Compute how many lines in the entries below contain "most", and output nothing but the number.

(Dataset excerpt)
^^^^

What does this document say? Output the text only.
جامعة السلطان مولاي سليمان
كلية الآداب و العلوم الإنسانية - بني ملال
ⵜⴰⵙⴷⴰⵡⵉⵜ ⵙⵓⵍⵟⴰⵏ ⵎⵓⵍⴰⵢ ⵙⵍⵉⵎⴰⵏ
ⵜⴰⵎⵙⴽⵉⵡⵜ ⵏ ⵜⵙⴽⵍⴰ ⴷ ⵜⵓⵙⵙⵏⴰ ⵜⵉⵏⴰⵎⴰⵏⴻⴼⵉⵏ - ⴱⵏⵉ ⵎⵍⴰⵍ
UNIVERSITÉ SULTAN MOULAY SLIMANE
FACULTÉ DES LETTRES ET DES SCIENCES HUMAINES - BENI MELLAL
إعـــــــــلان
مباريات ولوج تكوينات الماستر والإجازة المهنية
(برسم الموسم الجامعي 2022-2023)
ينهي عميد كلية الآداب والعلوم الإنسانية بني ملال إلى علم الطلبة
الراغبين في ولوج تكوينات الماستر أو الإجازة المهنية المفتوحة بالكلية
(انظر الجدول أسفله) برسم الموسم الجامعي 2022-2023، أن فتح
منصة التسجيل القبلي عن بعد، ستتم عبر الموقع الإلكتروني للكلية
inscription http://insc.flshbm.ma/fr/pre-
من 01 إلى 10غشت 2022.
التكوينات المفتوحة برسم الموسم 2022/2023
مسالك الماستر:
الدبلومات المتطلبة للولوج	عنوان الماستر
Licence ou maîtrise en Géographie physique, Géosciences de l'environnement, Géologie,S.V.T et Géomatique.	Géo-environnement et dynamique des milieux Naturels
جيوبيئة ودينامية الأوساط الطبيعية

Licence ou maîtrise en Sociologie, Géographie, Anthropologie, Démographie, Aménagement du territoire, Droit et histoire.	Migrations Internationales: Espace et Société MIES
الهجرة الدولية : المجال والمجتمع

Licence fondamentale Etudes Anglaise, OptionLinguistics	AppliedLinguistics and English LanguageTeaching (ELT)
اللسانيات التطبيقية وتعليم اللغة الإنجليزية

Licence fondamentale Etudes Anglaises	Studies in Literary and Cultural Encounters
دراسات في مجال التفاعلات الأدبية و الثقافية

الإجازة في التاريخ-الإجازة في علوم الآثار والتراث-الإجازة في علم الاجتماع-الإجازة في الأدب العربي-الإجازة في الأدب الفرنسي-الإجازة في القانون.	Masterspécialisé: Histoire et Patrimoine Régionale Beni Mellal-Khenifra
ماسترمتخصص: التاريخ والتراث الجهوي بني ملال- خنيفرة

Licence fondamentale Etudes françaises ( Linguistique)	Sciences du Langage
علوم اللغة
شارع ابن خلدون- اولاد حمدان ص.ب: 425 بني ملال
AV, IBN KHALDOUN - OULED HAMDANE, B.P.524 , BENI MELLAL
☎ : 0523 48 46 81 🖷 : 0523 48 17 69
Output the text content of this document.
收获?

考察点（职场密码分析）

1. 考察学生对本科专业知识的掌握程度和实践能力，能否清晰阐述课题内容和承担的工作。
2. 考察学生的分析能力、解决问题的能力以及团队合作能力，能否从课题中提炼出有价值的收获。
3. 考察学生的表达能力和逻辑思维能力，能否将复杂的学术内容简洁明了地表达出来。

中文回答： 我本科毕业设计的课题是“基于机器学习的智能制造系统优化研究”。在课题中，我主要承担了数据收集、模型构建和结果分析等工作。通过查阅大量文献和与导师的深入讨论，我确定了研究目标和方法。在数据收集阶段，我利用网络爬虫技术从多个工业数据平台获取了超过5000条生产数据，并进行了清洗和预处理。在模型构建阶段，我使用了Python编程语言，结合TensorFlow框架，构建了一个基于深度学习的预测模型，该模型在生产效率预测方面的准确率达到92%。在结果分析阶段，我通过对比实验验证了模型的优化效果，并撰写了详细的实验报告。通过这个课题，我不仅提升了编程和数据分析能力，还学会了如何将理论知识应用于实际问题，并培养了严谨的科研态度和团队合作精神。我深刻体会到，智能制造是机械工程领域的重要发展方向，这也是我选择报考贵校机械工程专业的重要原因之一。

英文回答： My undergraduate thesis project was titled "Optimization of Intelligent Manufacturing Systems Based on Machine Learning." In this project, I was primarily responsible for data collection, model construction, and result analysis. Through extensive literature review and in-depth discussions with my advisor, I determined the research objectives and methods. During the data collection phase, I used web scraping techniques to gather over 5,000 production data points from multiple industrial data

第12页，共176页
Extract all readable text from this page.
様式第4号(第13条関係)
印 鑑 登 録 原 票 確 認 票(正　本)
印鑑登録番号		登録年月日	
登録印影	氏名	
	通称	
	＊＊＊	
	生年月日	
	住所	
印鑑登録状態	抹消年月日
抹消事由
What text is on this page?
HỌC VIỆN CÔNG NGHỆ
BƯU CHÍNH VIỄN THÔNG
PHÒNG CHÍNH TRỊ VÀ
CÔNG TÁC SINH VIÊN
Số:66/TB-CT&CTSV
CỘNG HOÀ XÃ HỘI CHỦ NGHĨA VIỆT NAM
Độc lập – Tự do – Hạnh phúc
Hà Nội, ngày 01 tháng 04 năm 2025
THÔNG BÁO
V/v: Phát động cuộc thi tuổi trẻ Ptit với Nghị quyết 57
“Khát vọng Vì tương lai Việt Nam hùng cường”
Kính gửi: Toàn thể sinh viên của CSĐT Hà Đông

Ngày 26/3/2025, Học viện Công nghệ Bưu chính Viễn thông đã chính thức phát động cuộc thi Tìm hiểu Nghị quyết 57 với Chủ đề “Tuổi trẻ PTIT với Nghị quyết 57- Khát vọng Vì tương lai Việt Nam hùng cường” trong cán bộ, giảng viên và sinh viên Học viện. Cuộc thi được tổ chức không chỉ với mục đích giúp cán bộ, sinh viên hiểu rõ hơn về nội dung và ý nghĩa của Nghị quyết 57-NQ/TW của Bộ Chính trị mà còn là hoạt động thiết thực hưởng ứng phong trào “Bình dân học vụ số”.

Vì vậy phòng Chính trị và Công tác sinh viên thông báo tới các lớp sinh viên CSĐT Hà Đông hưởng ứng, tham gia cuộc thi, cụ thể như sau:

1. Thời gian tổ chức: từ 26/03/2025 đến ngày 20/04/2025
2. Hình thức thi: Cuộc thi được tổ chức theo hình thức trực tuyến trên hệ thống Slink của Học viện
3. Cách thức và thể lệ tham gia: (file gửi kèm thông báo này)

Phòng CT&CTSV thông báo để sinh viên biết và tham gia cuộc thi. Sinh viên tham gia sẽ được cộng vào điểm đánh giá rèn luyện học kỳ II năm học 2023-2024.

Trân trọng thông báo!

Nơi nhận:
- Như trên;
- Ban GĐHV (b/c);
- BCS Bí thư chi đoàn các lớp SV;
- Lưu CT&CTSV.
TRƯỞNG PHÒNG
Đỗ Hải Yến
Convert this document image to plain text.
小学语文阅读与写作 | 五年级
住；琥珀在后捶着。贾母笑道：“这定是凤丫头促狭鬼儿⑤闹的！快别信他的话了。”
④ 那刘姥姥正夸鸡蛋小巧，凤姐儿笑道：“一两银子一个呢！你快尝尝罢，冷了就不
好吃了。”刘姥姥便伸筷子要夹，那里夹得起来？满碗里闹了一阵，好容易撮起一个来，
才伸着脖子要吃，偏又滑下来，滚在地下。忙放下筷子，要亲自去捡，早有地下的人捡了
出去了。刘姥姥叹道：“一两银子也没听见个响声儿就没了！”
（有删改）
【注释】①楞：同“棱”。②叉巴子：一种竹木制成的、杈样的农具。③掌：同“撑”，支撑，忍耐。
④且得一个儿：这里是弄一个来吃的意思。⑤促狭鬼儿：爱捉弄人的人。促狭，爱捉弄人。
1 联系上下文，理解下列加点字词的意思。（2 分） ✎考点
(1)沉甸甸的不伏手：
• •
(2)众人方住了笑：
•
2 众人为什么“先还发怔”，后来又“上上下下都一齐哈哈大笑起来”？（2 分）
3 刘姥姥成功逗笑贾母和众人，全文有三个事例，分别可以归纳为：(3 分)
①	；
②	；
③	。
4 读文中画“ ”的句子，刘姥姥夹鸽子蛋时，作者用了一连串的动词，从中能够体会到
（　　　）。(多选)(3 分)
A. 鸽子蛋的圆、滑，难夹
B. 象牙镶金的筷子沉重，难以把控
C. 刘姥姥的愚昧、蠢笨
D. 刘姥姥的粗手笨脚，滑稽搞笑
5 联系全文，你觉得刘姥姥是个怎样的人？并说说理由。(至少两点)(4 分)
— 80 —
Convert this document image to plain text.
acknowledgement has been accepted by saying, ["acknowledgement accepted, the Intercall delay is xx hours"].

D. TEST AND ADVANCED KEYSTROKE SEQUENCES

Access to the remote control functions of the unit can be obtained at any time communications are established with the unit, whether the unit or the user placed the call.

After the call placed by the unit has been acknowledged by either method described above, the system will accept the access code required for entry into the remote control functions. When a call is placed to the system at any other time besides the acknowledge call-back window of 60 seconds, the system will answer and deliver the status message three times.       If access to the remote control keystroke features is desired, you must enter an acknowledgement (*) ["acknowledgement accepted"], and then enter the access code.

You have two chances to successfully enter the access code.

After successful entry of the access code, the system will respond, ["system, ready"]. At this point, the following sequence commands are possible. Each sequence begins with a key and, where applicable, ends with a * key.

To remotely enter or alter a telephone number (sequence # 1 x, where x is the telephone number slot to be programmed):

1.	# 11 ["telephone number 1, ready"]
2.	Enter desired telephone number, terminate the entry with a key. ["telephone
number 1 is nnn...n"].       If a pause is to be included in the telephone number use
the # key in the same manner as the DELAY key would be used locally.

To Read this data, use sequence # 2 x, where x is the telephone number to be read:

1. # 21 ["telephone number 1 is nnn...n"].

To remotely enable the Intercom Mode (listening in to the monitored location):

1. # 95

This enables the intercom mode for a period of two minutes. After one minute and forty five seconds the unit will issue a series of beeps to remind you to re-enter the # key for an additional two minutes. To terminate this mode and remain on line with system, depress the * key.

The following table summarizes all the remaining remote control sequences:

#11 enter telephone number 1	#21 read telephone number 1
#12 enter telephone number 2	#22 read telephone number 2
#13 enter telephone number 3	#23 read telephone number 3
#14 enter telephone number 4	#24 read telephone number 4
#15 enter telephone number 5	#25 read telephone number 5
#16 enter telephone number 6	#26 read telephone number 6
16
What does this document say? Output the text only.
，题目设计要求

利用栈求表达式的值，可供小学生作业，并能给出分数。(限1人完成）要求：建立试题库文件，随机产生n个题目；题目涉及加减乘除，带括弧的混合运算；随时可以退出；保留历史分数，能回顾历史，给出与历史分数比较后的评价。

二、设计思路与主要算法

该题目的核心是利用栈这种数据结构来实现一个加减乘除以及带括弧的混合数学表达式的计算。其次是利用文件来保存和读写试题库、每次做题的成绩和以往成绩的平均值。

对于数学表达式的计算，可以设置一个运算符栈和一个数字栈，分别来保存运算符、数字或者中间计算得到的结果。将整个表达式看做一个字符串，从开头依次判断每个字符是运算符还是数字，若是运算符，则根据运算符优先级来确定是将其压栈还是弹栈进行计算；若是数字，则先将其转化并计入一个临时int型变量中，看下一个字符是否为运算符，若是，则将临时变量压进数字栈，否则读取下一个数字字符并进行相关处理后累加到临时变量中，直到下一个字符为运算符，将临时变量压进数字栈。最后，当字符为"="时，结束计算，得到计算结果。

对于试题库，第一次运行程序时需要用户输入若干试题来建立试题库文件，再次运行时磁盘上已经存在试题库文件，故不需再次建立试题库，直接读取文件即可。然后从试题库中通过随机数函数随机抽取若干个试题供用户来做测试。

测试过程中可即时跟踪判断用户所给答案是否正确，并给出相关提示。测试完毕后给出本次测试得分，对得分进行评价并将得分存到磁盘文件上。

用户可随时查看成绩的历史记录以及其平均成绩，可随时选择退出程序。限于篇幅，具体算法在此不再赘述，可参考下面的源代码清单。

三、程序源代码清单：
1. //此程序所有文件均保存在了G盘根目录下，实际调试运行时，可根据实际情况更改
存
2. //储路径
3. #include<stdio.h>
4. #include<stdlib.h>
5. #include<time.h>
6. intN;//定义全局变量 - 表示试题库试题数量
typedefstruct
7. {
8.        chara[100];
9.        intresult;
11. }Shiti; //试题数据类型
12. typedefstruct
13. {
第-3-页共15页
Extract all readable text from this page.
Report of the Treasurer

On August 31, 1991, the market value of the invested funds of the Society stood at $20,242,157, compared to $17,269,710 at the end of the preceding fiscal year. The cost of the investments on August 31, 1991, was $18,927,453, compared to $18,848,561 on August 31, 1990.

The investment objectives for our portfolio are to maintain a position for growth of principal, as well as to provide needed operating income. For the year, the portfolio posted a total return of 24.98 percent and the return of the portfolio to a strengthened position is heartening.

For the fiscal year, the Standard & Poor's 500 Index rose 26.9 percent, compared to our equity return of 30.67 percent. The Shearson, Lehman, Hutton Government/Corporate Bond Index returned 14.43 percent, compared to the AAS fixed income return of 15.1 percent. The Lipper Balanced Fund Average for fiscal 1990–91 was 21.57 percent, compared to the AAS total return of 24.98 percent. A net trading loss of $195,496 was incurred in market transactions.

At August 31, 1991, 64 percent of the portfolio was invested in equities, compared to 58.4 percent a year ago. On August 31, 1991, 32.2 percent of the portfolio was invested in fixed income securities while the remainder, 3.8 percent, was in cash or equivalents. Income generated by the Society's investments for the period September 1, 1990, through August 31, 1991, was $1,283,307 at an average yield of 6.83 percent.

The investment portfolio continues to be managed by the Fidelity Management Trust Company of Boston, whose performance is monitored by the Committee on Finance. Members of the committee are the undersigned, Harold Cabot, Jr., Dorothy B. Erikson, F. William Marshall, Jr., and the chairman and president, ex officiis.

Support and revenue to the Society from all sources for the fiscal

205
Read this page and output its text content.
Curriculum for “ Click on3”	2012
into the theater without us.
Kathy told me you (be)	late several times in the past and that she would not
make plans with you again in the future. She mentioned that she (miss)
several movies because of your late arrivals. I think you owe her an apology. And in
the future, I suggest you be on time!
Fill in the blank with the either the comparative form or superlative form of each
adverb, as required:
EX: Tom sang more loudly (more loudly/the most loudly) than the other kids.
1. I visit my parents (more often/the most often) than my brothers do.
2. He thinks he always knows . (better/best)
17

^^^^

- SOLUTION -
2